> _EXTRACTED ENTRIES_
'''

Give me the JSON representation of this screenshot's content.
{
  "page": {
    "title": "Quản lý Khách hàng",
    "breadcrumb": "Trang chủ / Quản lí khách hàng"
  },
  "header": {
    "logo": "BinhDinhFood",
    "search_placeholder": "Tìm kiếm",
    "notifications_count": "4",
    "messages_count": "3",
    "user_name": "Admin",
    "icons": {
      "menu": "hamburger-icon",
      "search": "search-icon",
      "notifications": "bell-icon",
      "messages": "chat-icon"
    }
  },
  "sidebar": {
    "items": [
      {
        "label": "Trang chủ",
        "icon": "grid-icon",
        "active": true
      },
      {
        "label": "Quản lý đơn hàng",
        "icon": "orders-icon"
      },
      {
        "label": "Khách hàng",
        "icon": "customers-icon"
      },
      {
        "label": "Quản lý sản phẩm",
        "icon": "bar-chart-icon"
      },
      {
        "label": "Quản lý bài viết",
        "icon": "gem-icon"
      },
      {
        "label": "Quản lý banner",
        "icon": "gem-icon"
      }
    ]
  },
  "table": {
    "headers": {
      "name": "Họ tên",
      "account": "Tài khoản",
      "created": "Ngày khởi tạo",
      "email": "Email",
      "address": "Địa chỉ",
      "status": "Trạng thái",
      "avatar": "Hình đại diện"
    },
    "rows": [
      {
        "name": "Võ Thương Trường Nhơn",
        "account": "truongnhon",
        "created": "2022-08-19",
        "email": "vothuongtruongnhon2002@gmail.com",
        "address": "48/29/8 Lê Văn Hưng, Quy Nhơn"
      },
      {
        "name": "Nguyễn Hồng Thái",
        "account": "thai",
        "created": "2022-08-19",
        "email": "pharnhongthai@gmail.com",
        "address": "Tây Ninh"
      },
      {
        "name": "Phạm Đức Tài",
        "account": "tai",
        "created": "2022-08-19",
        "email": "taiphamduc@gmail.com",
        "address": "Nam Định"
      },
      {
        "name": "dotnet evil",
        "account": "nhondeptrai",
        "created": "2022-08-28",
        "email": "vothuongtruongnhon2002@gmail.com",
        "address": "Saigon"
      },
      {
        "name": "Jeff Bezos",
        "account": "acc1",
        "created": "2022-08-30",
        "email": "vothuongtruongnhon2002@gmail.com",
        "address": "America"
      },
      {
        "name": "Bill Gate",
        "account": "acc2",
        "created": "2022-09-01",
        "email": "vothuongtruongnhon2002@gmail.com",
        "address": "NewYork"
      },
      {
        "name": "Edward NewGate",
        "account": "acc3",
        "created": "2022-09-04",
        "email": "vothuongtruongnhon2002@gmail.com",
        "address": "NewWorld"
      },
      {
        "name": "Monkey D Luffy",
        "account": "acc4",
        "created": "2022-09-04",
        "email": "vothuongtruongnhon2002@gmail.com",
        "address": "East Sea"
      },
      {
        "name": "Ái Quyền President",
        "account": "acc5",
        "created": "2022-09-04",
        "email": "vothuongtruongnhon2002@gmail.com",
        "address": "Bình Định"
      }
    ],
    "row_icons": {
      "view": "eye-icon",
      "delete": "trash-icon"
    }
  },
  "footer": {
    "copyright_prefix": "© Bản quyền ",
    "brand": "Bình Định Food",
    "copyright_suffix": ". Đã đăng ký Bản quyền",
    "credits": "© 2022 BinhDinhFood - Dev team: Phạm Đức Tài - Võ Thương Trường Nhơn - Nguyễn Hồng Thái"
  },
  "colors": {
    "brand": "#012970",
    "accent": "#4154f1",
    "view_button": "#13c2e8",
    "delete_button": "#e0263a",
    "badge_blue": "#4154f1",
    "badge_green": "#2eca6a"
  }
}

'''

> _WHAT IS REQUIRED_
Give an exact copy of all the data shown above.

> _TASK ANSWER_
Give me the JSON representation of this screenshot's content.
{
  "page": {
    "title": "Quản lý Khách hàng",
    "breadcrumb": "Trang chủ / Quản lí khách hàng"
  },
  "header": {
    "logo": "BinhDinhFood",
    "search_placeholder": "Tìm kiếm",
    "notifications_count": "4",
    "messages_count": "3",
    "user_name": "Admin",
    "icons": {
      "menu": "hamburger-icon",
      "search": "search-icon",
      "notifications": "bell-icon",
      "messages": "chat-icon"
    }
  },
  "sidebar": {
    "items": [
      {
        "label": "Trang chủ",
        "icon": "grid-icon",
        "active": true
      },
      {
        "label": "Quản lý đơn hàng",
        "icon": "orders-icon"
      },
      {
        "label": "Khách hàng",
        "icon": "customers-icon"
      },
      {
        "label": "Quản lý sản phẩm",
        "icon": "bar-chart-icon"
      },
      {
        "label": "Quản lý bài viết",
        "icon": "gem-icon"
      },
      {
        "label": "Quản lý banner",
        "icon": "gem-icon"
      }
    ]
  },
  "table": {
    "headers": {
      "name": "Họ tên",
      "account": "Tài khoản",
      "created": "Ngày khởi tạo",
      "email": "Email",
      "address": "Địa chỉ",
      "status": "Trạng thái",
      "avatar": "Hình đại diện"
    },
    "rows": [
      {
        "name": "Võ Thương Trường Nhơn",
        "account": "truongnhon",
        "created": "2022-08-19",
        "email": "vothuongtruongnhon2002@gmail.com",
        "address": "48/29/8 Lê Văn Hưng, Quy Nhơn"
      },
      {
        "name": "Nguyễn Hồng Thái",
        "account": "thai",
        "created": "2022-08-19",
        "email": "pharnhongthai@gmail.com",
        "address": "Tây Ninh"
      },
      {
        "name": "Phạm Đức Tài",
        "account": "tai",
        "created": "2022-08-19",
        "email": "taiphamduc@gmail.com",
        "address": "Nam Định"
      },
      {
        "name": "dotnet evil",
        "account": "nhondeptrai",
        "created": "2022-08-28",
        "email": "vothuongtruongnhon2002@gmail.com",
        "address": "Saigon"
      },
      {
        "name": "Jeff Bezos",
        "account": "acc1",
        "created": "2022-08-30",
        "email": "vothuongtruongnhon2002@gmail.com",
        "address": "America"
      },
      {
        "name": "Bill Gate",
        "account": "acc2",
        "created": "2022-09-01",
        "email": "vothuongtruongnhon2002@gmail.com",
        "address": "NewYork"
      },
      {
        "name": "Edward NewGate",
        "account": "acc3",
        "created": "2022-09-04",
        "email": "vothuongtruongnhon2002@gmail.com",
        "address": "NewWorld"
      },
      {
        "name": "Monkey D Luffy",
        "account": "acc4",
        "created": "2022-09-04",
        "email": "vothuongtruongnhon2002@gmail.com",
        "address": "East Sea"
      },
      {
        "name": "Ái Quyền President",
        "account": "acc5",
        "created": "2022-09-04",
        "email": "vothuongtruongnhon2002@gmail.com",
        "address": "Bình Định"
      }
    ],
    "row_icons": {
      "view": "eye-icon",
      "delete": "trash-icon"
    }
  },
  "footer": {
    "copyright_prefix": "© Bản quyền ",
    "brand": "Bình Định Food",
    "copyright_suffix": ". Đã đăng ký Bản quyền",
    "credits": "© 2022 BinhDinhFood - Dev team: Phạm Đức Tài - Võ Thương Trường Nhơn - Nguyễn Hồng Thái"
  },
  "colors": {
    "brand": "#012970",
    "accent": "#4154f1",
    "view_button": "#13c2e8",
    "delete_button": "#e0263a",
    "badge_blue": "#4154f1",
    "badge_green": "#2eca6a"
  }
}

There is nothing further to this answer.